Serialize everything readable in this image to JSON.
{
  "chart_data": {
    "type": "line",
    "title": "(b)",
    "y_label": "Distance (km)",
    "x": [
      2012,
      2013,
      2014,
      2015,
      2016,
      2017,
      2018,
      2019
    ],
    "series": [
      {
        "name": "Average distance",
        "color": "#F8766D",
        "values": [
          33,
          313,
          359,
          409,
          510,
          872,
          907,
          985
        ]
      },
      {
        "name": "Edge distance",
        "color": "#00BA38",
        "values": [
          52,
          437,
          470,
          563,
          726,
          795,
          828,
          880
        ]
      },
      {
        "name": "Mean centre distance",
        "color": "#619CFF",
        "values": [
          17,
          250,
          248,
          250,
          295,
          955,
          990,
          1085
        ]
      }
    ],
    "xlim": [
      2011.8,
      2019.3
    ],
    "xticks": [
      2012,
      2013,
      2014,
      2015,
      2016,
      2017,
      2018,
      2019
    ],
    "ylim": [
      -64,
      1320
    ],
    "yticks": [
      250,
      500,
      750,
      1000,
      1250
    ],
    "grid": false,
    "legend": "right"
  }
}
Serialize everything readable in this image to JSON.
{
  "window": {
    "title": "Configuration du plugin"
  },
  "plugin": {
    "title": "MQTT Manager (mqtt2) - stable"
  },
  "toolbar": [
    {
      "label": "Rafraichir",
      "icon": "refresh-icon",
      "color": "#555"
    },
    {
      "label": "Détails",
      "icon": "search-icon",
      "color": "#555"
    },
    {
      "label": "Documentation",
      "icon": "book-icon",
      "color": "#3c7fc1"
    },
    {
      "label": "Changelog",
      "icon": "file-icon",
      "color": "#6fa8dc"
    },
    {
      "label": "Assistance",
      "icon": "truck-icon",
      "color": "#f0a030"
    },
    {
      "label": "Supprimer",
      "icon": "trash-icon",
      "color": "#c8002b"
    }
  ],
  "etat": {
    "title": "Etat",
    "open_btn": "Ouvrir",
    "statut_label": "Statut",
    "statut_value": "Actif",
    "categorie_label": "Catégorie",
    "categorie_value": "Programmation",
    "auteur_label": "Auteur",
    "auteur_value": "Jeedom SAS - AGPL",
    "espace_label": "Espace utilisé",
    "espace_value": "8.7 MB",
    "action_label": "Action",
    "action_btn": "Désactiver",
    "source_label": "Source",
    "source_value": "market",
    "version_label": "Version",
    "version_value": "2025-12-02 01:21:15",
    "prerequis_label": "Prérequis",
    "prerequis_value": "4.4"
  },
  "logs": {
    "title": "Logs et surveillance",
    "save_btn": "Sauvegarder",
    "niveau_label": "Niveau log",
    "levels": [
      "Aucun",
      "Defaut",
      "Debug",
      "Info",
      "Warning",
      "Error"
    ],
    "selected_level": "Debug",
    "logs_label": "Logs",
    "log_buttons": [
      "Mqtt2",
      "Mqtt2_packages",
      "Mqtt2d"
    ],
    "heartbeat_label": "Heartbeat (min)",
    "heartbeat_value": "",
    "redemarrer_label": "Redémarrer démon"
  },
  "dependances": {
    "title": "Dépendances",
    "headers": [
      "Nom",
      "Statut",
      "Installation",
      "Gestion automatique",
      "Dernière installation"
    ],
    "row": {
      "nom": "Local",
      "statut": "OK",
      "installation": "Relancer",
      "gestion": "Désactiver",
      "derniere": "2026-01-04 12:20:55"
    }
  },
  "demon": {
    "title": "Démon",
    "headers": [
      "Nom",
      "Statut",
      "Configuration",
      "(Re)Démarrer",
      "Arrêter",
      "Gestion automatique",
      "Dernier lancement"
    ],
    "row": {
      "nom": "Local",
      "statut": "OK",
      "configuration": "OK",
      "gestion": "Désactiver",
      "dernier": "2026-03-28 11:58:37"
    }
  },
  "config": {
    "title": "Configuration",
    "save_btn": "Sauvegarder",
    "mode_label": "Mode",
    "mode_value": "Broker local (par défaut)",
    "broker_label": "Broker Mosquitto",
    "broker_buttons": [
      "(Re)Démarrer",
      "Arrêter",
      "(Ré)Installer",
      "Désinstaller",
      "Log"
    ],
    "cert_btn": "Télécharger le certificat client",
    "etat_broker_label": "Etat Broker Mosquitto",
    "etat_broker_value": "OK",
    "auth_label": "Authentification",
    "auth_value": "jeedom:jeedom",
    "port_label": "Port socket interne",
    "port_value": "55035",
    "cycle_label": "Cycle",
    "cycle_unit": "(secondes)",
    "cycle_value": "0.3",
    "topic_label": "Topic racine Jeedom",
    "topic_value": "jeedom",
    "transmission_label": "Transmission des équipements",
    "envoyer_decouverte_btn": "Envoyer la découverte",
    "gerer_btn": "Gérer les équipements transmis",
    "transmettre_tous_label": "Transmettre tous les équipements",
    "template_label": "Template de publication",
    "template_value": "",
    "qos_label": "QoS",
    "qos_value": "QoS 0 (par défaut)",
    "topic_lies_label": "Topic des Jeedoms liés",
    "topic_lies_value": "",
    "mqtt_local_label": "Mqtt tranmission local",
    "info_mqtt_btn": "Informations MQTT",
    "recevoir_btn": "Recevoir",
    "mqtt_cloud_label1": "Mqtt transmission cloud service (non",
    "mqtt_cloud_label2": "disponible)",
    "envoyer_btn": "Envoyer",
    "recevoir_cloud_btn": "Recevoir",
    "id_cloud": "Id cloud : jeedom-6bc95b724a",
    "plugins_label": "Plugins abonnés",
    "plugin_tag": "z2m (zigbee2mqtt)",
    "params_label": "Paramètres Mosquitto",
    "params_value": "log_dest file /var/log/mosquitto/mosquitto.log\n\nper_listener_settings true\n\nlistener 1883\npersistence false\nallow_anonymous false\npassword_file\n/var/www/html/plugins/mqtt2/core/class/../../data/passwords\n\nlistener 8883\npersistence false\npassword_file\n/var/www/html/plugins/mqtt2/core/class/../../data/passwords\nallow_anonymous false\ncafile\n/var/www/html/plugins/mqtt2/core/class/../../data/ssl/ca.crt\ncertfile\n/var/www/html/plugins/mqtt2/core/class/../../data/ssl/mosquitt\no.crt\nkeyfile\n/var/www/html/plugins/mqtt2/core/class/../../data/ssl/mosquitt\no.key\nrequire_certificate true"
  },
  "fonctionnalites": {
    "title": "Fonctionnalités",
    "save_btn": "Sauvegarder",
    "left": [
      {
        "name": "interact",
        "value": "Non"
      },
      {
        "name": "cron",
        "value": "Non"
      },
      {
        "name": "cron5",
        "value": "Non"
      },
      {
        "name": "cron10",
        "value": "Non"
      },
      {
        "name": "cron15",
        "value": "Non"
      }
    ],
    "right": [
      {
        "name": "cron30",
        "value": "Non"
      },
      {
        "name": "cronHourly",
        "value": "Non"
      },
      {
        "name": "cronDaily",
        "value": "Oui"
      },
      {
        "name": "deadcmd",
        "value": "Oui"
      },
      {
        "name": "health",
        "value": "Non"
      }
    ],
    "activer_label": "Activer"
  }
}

========================

[Directive]: What is the number of lines holding the word "title"? State it alone.

[The reply]: 9